#### DO THIS:
All lines holding the string "axis" are to be shown.
Begin THE INPUT
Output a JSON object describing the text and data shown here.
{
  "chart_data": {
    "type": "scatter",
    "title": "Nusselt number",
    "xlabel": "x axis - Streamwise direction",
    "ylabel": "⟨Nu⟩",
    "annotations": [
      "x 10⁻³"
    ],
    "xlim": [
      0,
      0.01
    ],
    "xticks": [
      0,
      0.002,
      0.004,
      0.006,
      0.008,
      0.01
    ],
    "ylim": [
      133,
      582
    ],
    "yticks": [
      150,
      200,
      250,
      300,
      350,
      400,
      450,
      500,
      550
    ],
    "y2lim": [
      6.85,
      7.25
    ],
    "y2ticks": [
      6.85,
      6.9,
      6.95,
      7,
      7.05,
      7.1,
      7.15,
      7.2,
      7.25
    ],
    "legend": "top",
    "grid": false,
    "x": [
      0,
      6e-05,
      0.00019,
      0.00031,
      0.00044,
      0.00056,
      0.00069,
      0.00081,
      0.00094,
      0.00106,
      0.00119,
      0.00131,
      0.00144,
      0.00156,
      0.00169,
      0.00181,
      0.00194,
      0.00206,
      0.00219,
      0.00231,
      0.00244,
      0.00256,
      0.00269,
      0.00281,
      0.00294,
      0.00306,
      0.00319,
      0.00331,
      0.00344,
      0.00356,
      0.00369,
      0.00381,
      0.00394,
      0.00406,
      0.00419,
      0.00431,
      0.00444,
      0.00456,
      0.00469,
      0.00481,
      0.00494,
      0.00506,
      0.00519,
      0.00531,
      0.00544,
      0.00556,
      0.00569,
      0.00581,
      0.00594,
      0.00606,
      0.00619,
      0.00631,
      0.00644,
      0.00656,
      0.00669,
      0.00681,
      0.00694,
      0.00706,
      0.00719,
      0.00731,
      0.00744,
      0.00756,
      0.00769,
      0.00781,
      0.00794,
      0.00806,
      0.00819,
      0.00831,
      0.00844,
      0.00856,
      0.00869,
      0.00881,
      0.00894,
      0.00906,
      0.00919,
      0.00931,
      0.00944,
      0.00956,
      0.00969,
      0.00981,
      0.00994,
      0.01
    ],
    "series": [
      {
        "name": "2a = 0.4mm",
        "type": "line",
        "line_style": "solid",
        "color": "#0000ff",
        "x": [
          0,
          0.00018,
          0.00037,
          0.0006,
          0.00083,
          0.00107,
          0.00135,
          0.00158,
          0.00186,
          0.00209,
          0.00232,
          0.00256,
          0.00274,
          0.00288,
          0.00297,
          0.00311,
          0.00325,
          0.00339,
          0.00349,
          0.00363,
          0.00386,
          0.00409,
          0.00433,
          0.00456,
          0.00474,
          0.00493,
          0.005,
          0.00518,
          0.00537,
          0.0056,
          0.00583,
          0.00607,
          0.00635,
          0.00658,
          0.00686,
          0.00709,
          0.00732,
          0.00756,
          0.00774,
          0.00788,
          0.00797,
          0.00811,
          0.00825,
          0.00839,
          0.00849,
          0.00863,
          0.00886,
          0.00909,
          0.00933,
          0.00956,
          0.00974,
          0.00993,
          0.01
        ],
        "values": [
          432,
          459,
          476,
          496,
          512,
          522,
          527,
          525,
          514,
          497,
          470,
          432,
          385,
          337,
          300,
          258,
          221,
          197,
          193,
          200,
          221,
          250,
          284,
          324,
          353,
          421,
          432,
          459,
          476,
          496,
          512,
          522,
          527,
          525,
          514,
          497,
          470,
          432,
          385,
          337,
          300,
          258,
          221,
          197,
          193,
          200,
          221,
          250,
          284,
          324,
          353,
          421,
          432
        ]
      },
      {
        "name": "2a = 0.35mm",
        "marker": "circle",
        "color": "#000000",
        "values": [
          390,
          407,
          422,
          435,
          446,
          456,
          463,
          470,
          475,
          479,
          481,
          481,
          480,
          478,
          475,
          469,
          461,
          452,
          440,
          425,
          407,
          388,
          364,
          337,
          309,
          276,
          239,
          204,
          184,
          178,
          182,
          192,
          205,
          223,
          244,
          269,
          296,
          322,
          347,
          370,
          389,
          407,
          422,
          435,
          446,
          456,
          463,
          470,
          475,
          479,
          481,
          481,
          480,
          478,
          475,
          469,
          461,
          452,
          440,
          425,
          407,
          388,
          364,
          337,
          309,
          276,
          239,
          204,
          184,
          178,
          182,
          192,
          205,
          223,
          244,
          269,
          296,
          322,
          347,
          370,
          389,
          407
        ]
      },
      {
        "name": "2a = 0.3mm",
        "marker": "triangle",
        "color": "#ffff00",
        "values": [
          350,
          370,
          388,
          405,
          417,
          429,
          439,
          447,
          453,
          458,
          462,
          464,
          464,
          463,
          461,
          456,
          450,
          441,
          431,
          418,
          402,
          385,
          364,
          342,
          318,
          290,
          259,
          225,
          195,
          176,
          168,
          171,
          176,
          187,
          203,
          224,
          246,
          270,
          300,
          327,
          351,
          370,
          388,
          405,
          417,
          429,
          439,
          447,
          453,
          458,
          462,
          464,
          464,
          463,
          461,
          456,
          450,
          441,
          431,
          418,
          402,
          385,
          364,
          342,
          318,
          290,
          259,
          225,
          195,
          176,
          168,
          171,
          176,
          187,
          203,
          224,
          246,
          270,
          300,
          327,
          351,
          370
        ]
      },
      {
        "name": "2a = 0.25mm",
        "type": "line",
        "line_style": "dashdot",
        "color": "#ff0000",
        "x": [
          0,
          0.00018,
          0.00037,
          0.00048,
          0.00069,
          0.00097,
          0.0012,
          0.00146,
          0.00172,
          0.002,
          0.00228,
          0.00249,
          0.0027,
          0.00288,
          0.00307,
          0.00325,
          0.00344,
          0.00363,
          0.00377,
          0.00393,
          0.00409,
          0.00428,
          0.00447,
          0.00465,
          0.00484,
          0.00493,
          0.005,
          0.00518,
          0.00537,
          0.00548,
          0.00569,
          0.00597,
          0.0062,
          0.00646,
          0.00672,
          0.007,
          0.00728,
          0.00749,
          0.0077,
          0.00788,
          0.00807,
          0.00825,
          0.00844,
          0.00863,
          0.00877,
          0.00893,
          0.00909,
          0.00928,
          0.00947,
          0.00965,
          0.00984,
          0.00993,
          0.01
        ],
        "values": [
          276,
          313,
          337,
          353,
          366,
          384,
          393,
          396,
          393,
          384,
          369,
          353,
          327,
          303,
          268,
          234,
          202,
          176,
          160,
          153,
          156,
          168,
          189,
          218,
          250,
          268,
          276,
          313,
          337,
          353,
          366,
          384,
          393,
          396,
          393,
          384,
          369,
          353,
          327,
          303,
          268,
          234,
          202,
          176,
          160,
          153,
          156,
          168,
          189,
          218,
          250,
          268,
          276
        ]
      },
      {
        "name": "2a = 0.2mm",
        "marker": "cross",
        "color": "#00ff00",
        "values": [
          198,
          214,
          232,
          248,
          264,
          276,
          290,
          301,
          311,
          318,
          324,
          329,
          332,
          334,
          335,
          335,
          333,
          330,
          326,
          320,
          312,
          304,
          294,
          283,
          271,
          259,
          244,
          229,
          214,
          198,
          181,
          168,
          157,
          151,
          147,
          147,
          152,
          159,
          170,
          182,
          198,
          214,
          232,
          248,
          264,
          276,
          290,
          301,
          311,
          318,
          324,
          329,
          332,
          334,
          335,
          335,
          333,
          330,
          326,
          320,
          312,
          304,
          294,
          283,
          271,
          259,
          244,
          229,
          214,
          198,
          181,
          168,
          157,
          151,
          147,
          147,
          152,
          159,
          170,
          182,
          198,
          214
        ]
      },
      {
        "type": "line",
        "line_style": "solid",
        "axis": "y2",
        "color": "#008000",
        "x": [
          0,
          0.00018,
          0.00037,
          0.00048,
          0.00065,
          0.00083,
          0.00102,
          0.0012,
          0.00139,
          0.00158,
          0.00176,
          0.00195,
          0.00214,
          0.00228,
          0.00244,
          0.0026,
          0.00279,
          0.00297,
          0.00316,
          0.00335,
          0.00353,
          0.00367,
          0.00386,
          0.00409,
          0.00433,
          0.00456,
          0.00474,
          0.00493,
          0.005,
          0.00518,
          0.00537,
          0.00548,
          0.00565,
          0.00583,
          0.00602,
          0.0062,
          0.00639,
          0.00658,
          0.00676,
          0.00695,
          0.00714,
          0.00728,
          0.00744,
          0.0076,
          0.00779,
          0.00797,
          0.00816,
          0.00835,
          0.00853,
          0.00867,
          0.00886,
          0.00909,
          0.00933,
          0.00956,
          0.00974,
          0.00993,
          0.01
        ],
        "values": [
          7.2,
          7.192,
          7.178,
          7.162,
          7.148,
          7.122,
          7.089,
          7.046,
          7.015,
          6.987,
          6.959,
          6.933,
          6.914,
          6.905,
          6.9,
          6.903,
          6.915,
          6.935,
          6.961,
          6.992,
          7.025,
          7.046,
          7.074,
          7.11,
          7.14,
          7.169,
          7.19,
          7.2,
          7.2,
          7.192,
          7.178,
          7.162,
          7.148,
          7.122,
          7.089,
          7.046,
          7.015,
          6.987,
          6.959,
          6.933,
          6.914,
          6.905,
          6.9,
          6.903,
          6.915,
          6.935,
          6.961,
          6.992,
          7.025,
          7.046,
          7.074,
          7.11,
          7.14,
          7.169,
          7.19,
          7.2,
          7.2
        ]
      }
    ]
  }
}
End THE INPUT
#### WRITTEN SOLUTION:
    "xlabel": "x axis - Streamwise direction",
        "axis": "y2",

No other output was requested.